#### What is required
Copy the listing below line for line, but leave out the pictures.

* Begin Task data *

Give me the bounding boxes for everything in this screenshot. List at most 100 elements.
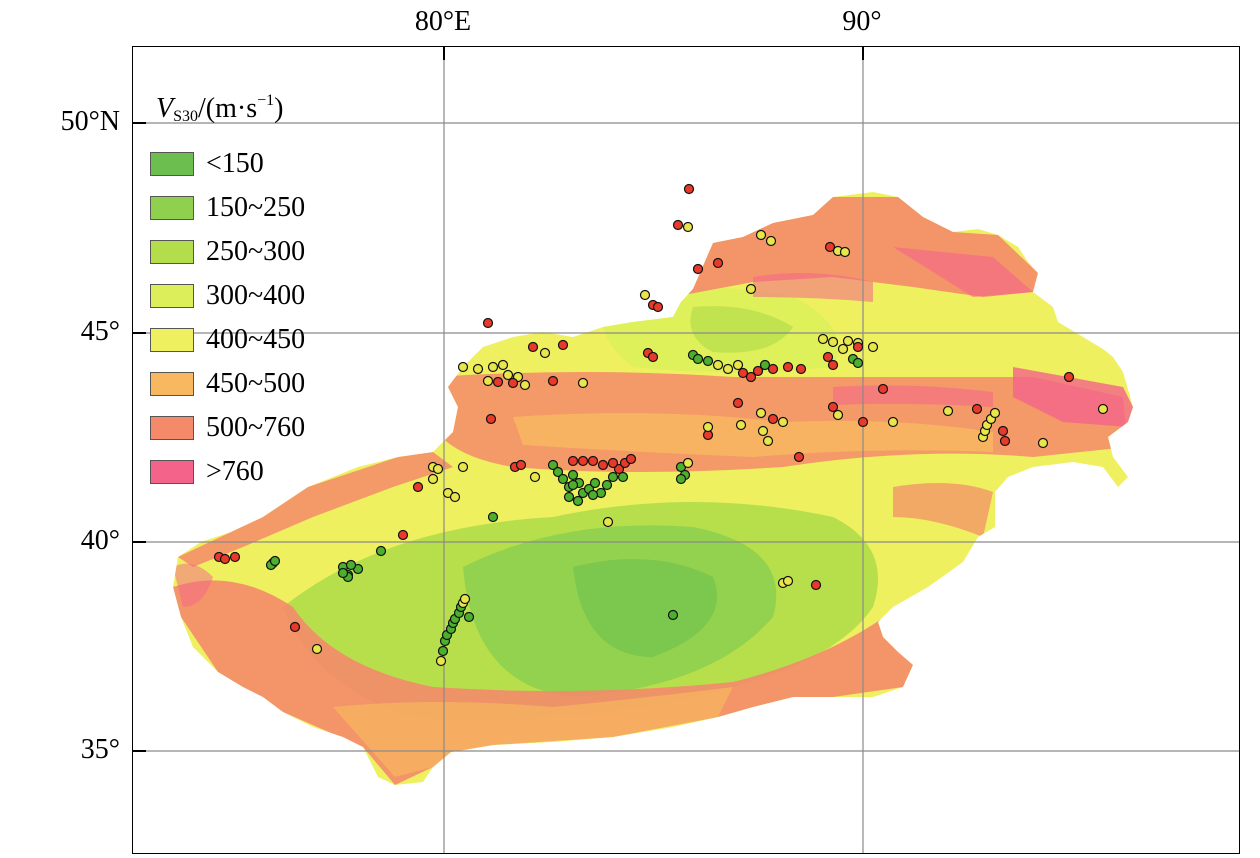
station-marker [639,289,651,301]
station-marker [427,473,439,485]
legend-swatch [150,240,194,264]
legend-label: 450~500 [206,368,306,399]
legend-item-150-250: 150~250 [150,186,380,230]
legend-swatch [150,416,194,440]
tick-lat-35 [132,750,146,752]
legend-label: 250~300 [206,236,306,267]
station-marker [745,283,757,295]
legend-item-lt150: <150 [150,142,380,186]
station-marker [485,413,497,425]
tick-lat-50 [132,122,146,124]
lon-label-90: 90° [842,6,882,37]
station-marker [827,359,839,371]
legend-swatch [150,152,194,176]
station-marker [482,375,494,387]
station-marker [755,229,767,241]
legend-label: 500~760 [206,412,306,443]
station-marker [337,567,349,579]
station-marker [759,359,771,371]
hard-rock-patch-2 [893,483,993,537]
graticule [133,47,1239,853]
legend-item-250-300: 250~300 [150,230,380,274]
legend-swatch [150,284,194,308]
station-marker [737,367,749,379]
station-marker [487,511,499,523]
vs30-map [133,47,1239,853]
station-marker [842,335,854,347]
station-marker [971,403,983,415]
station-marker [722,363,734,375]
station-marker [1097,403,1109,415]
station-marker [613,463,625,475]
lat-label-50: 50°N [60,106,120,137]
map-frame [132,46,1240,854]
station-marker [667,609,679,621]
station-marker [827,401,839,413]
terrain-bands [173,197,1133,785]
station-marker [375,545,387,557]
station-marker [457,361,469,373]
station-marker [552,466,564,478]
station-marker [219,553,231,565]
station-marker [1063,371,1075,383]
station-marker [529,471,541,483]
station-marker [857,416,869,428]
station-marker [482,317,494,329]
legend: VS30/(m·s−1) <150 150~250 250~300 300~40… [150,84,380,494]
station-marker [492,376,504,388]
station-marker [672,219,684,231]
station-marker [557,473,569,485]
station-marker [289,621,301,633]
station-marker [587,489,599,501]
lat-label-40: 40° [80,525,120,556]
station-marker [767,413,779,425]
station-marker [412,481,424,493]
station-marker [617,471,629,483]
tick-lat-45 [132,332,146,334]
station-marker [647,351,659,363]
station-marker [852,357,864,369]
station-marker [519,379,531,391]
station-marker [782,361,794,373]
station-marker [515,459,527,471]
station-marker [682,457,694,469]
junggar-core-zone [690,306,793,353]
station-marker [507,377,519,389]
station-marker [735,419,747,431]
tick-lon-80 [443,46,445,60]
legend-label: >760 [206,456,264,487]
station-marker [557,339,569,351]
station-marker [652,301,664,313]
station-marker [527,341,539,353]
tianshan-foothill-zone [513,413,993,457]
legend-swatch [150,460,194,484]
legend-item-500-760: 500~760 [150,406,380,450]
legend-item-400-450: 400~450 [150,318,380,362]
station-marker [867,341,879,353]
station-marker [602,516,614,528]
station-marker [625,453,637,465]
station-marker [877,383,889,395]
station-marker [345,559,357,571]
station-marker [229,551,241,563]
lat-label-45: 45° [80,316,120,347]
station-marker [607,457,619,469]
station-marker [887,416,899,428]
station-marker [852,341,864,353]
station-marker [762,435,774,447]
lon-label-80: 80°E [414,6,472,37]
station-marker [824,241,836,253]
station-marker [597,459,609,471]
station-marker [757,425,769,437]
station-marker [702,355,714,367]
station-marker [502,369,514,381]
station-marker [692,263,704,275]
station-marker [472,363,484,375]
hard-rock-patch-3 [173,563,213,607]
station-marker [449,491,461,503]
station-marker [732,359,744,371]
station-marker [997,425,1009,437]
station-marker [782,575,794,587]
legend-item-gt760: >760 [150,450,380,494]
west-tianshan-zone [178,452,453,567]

* End Task data *

#### Solution to this problem
Give me the bounding boxes for everything in this screenshot. List at most 100 elements.
station-marker [639,289,651,301]
station-marker [427,473,439,485]
legend-swatch [150,240,194,264]
legend-label: 450~500 [206,368,306,399]
legend-item-150-250: 150~250 [150,186,380,230]
legend-swatch [150,416,194,440]
tick-lat-35 [132,750,146,752]
legend-label: 250~300 [206,236,306,267]
station-marker [745,283,757,295]
legend-item-lt150: <150 [150,142,380,186]
station-marker [485,413,497,425]
tick-lat-50 [132,122,146,124]
lon-label-90: 90° [842,6,882,37]
station-marker [827,359,839,371]
legend-swatch [150,152,194,176]
station-marker [482,375,494,387]
station-marker [755,229,767,241]
legend-label: 500~760 [206,412,306,443]
station-marker [337,567,349,579]
station-marker [759,359,771,371]
hard-rock-patch-2 [893,483,993,537]
graticule [133,47,1239,853]
legend-item-250-300: 250~300 [150,230,380,274]
legend-swatch [150,284,194,308]
station-marker [737,367,749,379]
station-marker [487,511,499,523]
vs30-map [133,47,1239,853]
station-marker [842,335,854,347]
station-marker [971,403,983,415]
station-marker [722,363,734,375]
station-marker [1097,403,1109,415]
station-marker [613,463,625,475]
lat-label-50: 50°N [60,106,120,137]
map-frame [132,46,1240,854]
station-marker [667,609,679,621]
station-marker [827,401,839,413]
terrain-bands [173,197,1133,785]
station-marker [375,545,387,557]
station-marker [457,361,469,373]
station-marker [552,466,564,478]
station-marker [219,553,231,565]
station-marker [1063,371,1075,383]
station-marker [529,471,541,483]
station-marker [857,416,869,428]
station-marker [482,317,494,329]
legend: VS30/(m·s−1) <150 150~250 250~300 300~40… [150,84,380,494]
station-marker [492,376,504,388]
station-marker [672,219,684,231]
station-marker [557,473,569,485]
station-marker [289,621,301,633]
station-marker [587,489,599,501]
lat-label-40: 40° [80,525,120,556]
station-marker [767,413,779,425]
station-marker [412,481,424,493]
station-marker [617,471,629,483]
tick-lat-45 [132,332,146,334]
station-marker [647,351,659,363]
station-marker [852,357,864,369]
station-marker [519,379,531,391]
station-marker [782,361,794,373]
station-marker [515,459,527,471]
station-marker [682,457,694,469]
junggar-core-zone [690,306,793,353]
station-marker [507,377,519,389]
station-marker [735,419,747,431]
tick-lon-80 [443,46,445,60]
legend-label: >760 [206,456,264,487]
station-marker [557,339,569,351]
station-marker [652,301,664,313]
station-marker [527,341,539,353]
tianshan-foothill-zone [513,413,993,457]
legend-swatch [150,460,194,484]
legend-item-500-760: 500~760 [150,406,380,450]
legend-item-400-450: 400~450 [150,318,380,362]
station-marker [867,341,879,353]
station-marker [602,516,614,528]
station-marker [625,453,637,465]
station-marker [877,383,889,395]
station-marker [345,559,357,571]
station-marker [229,551,241,563]
lat-label-45: 45° [80,316,120,347]
station-marker [607,457,619,469]
station-marker [887,416,899,428]
station-marker [852,341,864,353]
station-marker [762,435,774,447]
lon-label-80: 80°E [414,6,472,37]
station-marker [824,241,836,253]
station-marker [597,459,609,471]
station-marker [757,425,769,437]
station-marker [702,355,714,367]
station-marker [502,369,514,381]
station-marker [692,263,704,275]
station-marker [472,363,484,375]
hard-rock-patch-3 [173,563,213,607]
station-marker [449,491,461,503]
station-marker [732,359,744,371]
station-marker [997,425,1009,437]
station-marker [782,575,794,587]
legend-item-gt760: >760 [150,450,380,494]
west-tianshan-zone [178,452,453,567]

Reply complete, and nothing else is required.